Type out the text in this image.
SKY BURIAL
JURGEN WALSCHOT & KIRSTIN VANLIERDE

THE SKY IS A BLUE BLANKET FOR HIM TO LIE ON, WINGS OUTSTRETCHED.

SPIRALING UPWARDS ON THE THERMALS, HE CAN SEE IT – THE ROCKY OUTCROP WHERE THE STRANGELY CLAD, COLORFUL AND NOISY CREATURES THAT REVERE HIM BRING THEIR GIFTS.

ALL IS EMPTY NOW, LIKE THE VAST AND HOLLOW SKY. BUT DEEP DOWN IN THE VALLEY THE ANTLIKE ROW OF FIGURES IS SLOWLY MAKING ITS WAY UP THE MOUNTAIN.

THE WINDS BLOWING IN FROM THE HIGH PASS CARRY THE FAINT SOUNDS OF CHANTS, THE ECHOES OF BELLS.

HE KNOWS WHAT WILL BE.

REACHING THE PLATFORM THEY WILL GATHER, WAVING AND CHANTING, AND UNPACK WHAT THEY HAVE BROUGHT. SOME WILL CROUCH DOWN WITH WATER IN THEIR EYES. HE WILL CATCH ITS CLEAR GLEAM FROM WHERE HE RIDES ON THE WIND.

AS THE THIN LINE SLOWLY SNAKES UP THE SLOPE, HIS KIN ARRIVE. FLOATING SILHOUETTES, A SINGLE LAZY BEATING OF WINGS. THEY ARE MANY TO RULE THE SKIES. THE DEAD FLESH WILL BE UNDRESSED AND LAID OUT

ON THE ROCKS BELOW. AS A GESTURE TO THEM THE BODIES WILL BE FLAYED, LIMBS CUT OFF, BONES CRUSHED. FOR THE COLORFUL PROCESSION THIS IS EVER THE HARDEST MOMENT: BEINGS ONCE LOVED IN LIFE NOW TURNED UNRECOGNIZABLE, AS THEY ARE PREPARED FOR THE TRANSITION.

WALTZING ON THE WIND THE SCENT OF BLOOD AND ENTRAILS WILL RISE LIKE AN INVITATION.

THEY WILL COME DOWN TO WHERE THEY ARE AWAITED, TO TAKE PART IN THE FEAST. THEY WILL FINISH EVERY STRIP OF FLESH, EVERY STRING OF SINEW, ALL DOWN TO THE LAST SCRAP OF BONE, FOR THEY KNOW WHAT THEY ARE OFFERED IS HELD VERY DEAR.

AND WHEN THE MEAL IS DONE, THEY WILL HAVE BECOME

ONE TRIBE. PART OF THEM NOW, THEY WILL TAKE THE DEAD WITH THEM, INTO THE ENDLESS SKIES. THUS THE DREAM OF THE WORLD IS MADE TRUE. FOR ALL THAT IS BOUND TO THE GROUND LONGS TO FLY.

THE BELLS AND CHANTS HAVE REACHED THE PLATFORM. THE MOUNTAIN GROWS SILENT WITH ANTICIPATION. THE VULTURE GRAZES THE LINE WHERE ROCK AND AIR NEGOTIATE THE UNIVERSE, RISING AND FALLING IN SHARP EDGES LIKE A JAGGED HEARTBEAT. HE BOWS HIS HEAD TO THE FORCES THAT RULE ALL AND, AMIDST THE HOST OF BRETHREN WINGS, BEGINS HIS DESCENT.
#####
*TASK DIRECTIONS*: Extract each entry in full and write it down exactly.

*ANSWER TO THIS EXERCISE*:
Type out the text in this image.
SKY BURIAL
JURGEN WALSCHOT & KIRSTIN VANLIERDE

THE SKY IS A BLUE BLANKET FOR HIM TO LIE ON, WINGS OUTSTRETCHED.

SPIRALING UPWARDS ON THE THERMALS, HE CAN SEE IT – THE ROCKY OUTCROP WHERE THE STRANGELY CLAD, COLORFUL AND NOISY CREATURES THAT REVERE HIM BRING THEIR GIFTS.

ALL IS EMPTY NOW, LIKE THE VAST AND HOLLOW SKY. BUT DEEP DOWN IN THE VALLEY THE ANTLIKE ROW OF FIGURES IS SLOWLY MAKING ITS WAY UP THE MOUNTAIN.

THE WINDS BLOWING IN FROM THE HIGH PASS CARRY THE FAINT SOUNDS OF CHANTS, THE ECHOES OF BELLS.

HE KNOWS WHAT WILL BE.

REACHING THE PLATFORM THEY WILL GATHER, WAVING AND CHANTING, AND UNPACK WHAT THEY HAVE BROUGHT. SOME WILL CROUCH DOWN WITH WATER IN THEIR EYES. HE WILL CATCH ITS CLEAR GLEAM FROM WHERE HE RIDES ON THE WIND.

AS THE THIN LINE SLOWLY SNAKES UP THE SLOPE, HIS KIN ARRIVE. FLOATING SILHOUETTES, A SINGLE LAZY BEATING OF WINGS. THEY ARE MANY TO RULE THE SKIES. THE DEAD FLESH WILL BE UNDRESSED AND LAID OUT

ON THE ROCKS BELOW. AS A GESTURE TO THEM THE BODIES WILL BE FLAYED, LIMBS CUT OFF, BONES CRUSHED. FOR THE COLORFUL PROCESSION THIS IS EVER THE HARDEST MOMENT: BEINGS ONCE LOVED IN LIFE NOW TURNED UNRECOGNIZABLE, AS THEY ARE PREPARED FOR THE TRANSITION.

WALTZING ON THE WIND THE SCENT OF BLOOD AND ENTRAILS WILL RISE LIKE AN INVITATION.

THEY WILL COME DOWN TO WHERE THEY ARE AWAITED, TO TAKE PART IN THE FEAST. THEY WILL FINISH EVERY STRIP OF FLESH, EVERY STRING OF SINEW, ALL DOWN TO THE LAST SCRAP OF BONE, FOR THEY KNOW WHAT THEY ARE OFFERED IS HELD VERY DEAR.

AND WHEN THE MEAL IS DONE, THEY WILL HAVE BECOME

ONE TRIBE. PART OF THEM NOW, THEY WILL TAKE THE DEAD WITH THEM, INTO THE ENDLESS SKIES. THUS THE DREAM OF THE WORLD IS MADE TRUE. FOR ALL THAT IS BOUND TO THE GROUND LONGS TO FLY.

THE BELLS AND CHANTS HAVE REACHED THE PLATFORM. THE MOUNTAIN GROWS SILENT WITH ANTICIPATION. THE VULTURE GRAZES THE LINE WHERE ROCK AND AIR NEGOTIATE THE UNIVERSE, RISING AND FALLING IN SHARP EDGES LIKE A JAGGED HEARTBEAT. HE BOWS HIS HEAD TO THE FORCES THAT RULE ALL AND, AMIDST THE HOST OF BRETHREN WINGS, BEGINS HIS DESCENT.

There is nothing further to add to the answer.